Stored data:
[start]
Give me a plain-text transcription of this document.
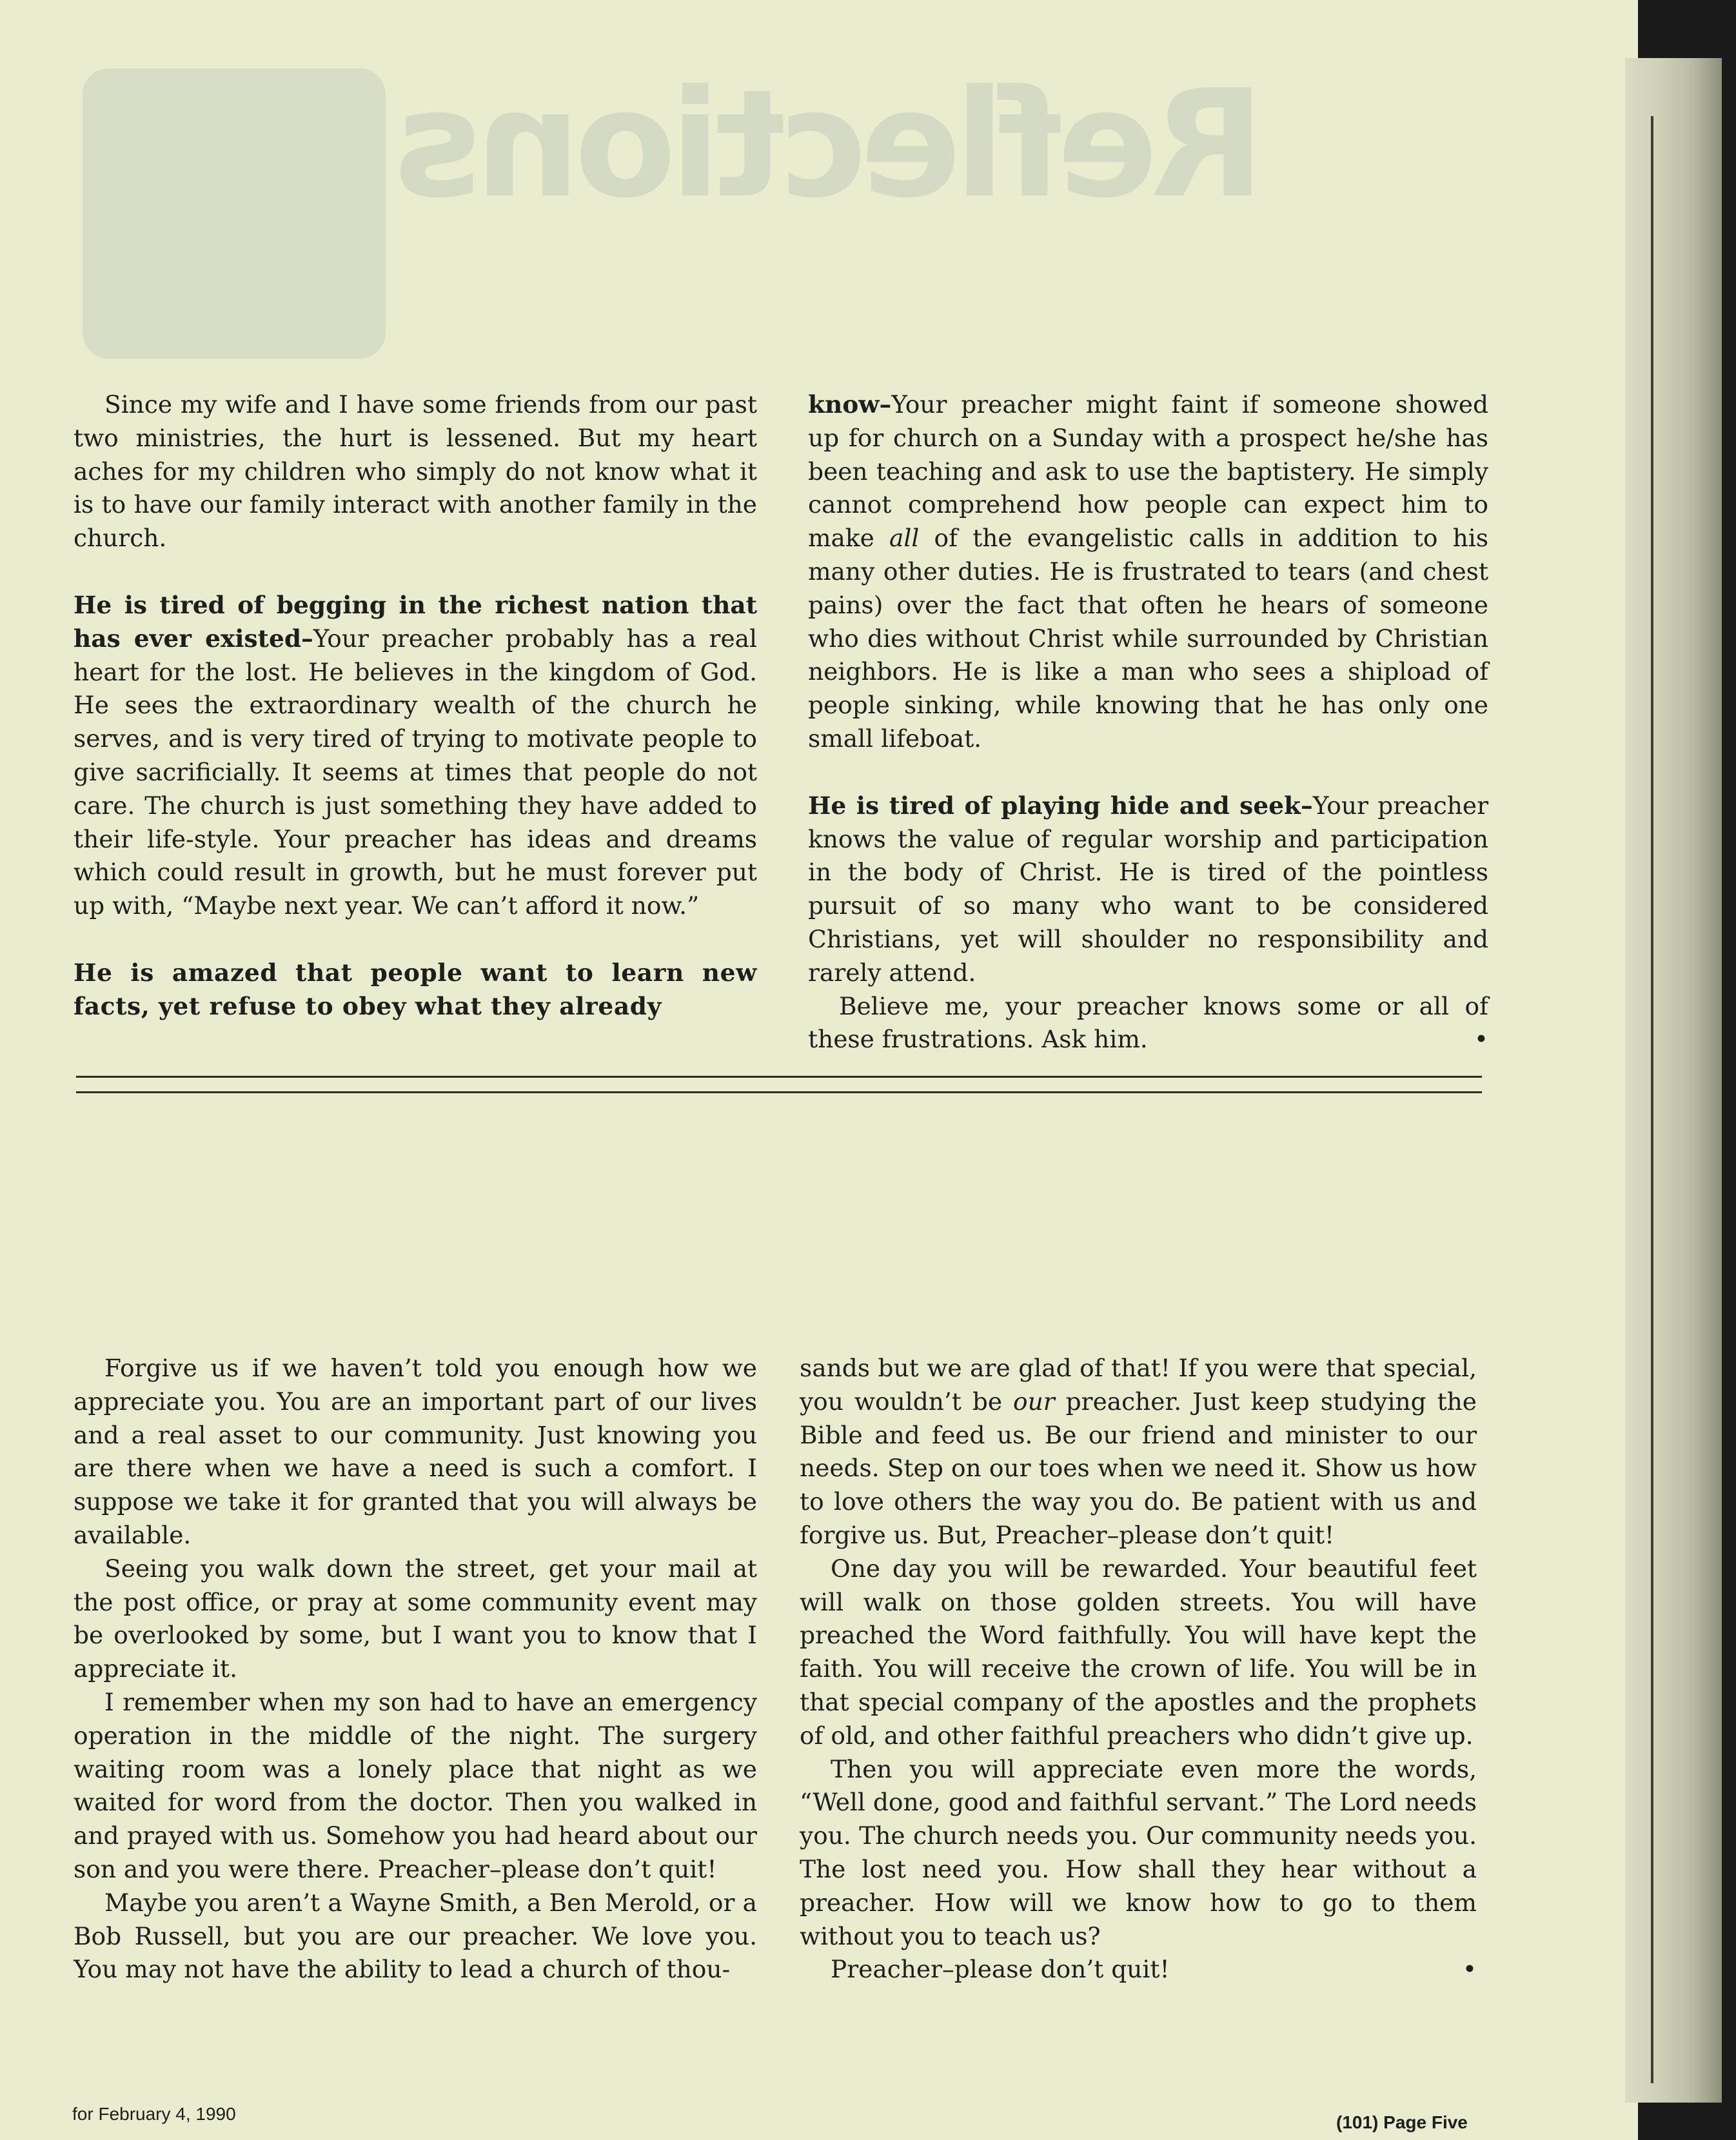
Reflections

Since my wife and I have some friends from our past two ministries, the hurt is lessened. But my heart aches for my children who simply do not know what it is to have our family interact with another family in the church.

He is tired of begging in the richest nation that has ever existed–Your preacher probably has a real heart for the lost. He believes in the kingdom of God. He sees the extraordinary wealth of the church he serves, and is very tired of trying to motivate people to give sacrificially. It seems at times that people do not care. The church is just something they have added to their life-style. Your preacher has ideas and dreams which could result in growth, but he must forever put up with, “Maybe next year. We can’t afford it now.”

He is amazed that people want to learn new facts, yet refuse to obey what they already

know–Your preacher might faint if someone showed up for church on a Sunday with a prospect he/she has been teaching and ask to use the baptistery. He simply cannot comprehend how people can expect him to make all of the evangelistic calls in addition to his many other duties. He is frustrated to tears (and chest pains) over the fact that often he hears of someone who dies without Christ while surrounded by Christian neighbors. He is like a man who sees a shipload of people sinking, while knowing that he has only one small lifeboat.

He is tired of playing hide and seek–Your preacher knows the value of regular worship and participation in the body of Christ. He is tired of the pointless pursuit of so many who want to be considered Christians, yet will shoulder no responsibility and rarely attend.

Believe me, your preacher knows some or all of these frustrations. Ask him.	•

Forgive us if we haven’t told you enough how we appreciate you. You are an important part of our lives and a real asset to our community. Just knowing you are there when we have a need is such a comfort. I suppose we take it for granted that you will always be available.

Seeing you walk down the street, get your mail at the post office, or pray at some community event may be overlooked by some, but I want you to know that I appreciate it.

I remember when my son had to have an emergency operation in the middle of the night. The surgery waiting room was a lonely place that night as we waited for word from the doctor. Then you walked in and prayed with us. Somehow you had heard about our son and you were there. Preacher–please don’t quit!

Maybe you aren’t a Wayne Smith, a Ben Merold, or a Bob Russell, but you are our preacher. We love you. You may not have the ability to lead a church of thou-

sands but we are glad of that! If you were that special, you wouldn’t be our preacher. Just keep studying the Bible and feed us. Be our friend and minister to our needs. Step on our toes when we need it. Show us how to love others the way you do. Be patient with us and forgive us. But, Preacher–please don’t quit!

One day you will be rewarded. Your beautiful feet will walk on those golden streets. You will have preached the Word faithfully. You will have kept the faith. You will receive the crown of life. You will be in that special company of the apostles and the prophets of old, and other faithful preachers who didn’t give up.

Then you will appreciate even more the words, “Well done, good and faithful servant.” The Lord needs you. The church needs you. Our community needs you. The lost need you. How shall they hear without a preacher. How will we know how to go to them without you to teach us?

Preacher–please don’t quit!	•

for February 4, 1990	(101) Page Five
[end]
[start]
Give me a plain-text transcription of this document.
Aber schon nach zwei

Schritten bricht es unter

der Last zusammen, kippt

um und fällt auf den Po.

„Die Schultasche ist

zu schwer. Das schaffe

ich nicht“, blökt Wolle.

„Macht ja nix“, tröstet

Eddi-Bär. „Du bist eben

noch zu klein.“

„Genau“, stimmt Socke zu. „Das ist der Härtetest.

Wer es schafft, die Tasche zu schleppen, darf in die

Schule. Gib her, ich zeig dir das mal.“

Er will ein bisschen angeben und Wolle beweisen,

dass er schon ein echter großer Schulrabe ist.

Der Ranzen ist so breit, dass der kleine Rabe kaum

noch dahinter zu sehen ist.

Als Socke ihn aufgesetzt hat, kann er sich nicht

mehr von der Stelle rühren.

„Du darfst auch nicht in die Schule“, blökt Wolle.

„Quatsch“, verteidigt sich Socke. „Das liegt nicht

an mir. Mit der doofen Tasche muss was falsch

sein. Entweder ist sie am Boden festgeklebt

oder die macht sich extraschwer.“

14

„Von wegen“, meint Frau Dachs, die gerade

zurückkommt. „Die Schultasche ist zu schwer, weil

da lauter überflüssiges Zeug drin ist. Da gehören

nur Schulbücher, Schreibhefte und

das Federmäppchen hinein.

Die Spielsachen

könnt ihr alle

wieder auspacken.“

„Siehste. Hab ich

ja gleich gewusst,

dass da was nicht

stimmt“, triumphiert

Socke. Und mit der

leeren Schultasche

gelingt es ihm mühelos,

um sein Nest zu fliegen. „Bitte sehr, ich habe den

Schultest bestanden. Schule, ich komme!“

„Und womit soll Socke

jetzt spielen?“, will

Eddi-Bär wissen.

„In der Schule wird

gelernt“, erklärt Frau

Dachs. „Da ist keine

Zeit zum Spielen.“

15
[end]
■ Problem ■
Within the material above, find the lines that contain the word "from"; copy them.

■ The response ■
Since my wife and I have some friends from our past two ministries, the hurt is lessened. But my heart aches for my children who simply do not know what it is to have our family interact with another family in the church.
I remember when my son had to have an emergency operation in the middle of the night. The surgery waiting room was a lonely place that night as we waited for word from the doctor. Then you walked in and prayed with us. Somehow you had heard about our son and you were there. Preacher–please don’t quit!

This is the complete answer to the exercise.